Dataset items
+===+
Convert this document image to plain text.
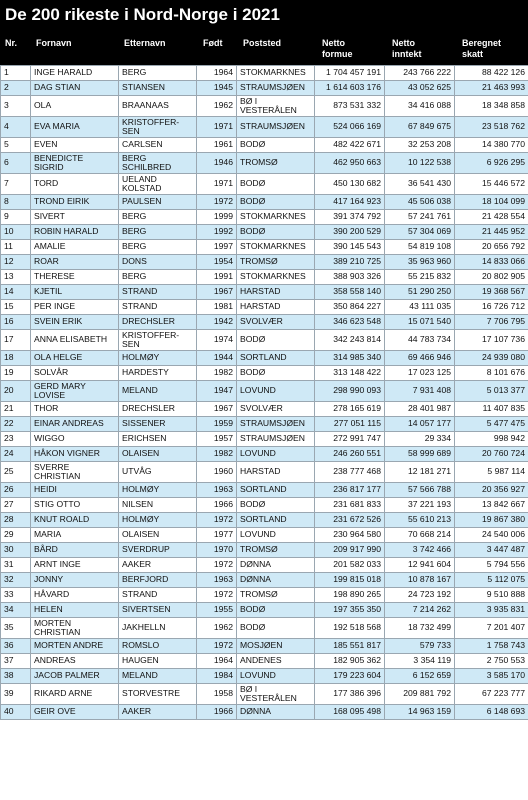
De 200 rikeste i Nord-Norge i 2021
Nr. Fornavn	Etternavn	Født Poststed	Netto
formue
Netto
inntekt
Beregnet
skatt
1	INGE HARALD	BERG	1964	STOKMARKNES	1 704 457 191	243 766 222	88 422 126
2	DAG STIAN	STIANSEN	1945	STRAUMSJØEN	1 614 603 176	43 052 625	21 463 993
3	OLA	BRAANAAS	1962	BØ I VESTERÅLEN	873 531 332	34 416 088	18 348 858
4	EVA MARIA	KRISTOFFER-SEN	1971	STRAUMSJØEN	524 066 169	67 849 675	23 518 762
5	EVEN	CARLSEN	1961	BODØ	482 422 671	32 253 208	14 380 770
6	BENEDICTE SIGRID	BERG SCHILBRED	1946	TROMSØ	462 950 663	10 122 538	6 926 295
7	TORD	UELAND KOLSTAD	1971	BODØ	450 130 682	36 541 430	15 446 572
8	TROND EIRIK	PAULSEN	1972	BODØ	417 164 923	45 506 038	18 104 099
9	SIVERT	BERG	1999	STOKMARKNES	391 374 792	57 241 761	21 428 554
10	ROBIN HARALD	BERG	1992	BODØ	390 200 529	57 304 069	21 445 952
11	AMALIE	BERG	1997	STOKMARKNES	390 145 543	54 819 108	20 656 792
12	ROAR	DONS	1954	TROMSØ	389 210 725	35 963 960	14 833 066
13	THERESE	BERG	1991	STOKMARKNES	388 903 326	55 215 832	20 802 905
14	KJETIL	STRAND	1967	HARSTAD	358 558 140	51 290 250	19 368 567
15	PER INGE	STRAND	1981	HARSTAD	350 864 227	43 111 035	16 726 712
16	SVEIN ERIK	DRECHSLER	1942	SVOLVÆR	346 623 548	15 071 540	7 706 795
17	ANNA ELISABETH	KRISTOFFER-SEN	1974	BODØ	342 243 814	44 783 734	17 107 736
18	OLA HELGE	HOLMØY	1944	SORTLAND	314 985 340	69 466 946	24 939 080
19	SOLVÅR	HARDESTY	1982	BODØ	313 148 422	17 023 125	8 101 676
20	GERD MARY LOVISE	MELAND	1947	LOVUND	298 990 093	7 931 408	5 013 377
21	THOR	DRECHSLER	1967	SVOLVÆR	278 165 619	28 401 987	11 407 835
22	EINAR ANDREAS	SISSENER	1959	STRAUMSJØEN	277 051 115	14 057 177	5 477 475
23	WIGGO	ERICHSEN	1957	STRAUMSJØEN	272 991 747	29 334	998 942
24	HÅKON VIGNER	OLAISEN	1982	LOVUND	246 260 551	58 999 689	20 760 724
25	SVERRE CHRISTIAN	UTVÅG	1960	HARSTAD	238 777 468	12 181 271	5 987 114
26	HEIDI	HOLMØY	1963	SORTLAND	236 817 177	57 566 788	20 356 927
27	STIG OTTO	NILSEN	1966	BODØ	231 681 833	37 221 193	13 842 667
28	KNUT ROALD	HOLMØY	1972	SORTLAND	231 672 526	55 610 213	19 867 380
29	MARIA	OLAISEN	1977	LOVUND	230 964 580	70 668 214	24 540 006
30	BÅRD	SVERDRUP	1970	TROMSØ	209 917 990	3 742 466	3 447 487
31	ARNT INGE	AAKER	1972	DØNNA	201 582 033	12 941 604	5 794 556
32	JONNY	BERFJORD	1963	DØNNA	199 815 018	10 878 167	5 112 075
33	HÅVARD	STRAND	1972	TROMSØ	198 890 265	24 723 192	9 510 888
34	HELEN	SIVERTSEN	1955	BODØ	197 355 350	7 214 262	3 935 831
35	MORTEN CHRISTIAN	JAKHELLN	1962	BODØ	192 518 568	18 732 499	7 201 407
36	MORTEN ANDRE	ROMSLO	1972	MOSJØEN	185 551 817	579 733	1 758 743
37	ANDREAS	HAUGEN	1964	ANDENES	182 905 362	3 354 119	2 750 553
38	JACOB PALMER	MELAND	1984	LOVUND	179 223 604	6 152 659	3 585 170
39	RIKARD ARNE	STORVESTRE	1958	BØ I VESTERÅLEN	177 386 396	209 881 792	67 223 777
40	GEIR OVE	AAKER	1966	DØNNA	168 095 498	14 963 159	6 148 693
+===+
Review the material and copy each line in which the word "STOKMARKNES" appears.

1	INGE HARALD	BERG	1964	STOKMARKNES	1 704 457 191	243 766 222	88 422 126
9	SIVERT	BERG	1999	STOKMARKNES	391 374 792	57 241 761	21 428 554
11	AMALIE	BERG	1997	STOKMARKNES	390 145 543	54 819 108	20 656 792
13	THERESE	BERG	1991	STOKMARKNES	388 903 326	55 215 832	20 802 905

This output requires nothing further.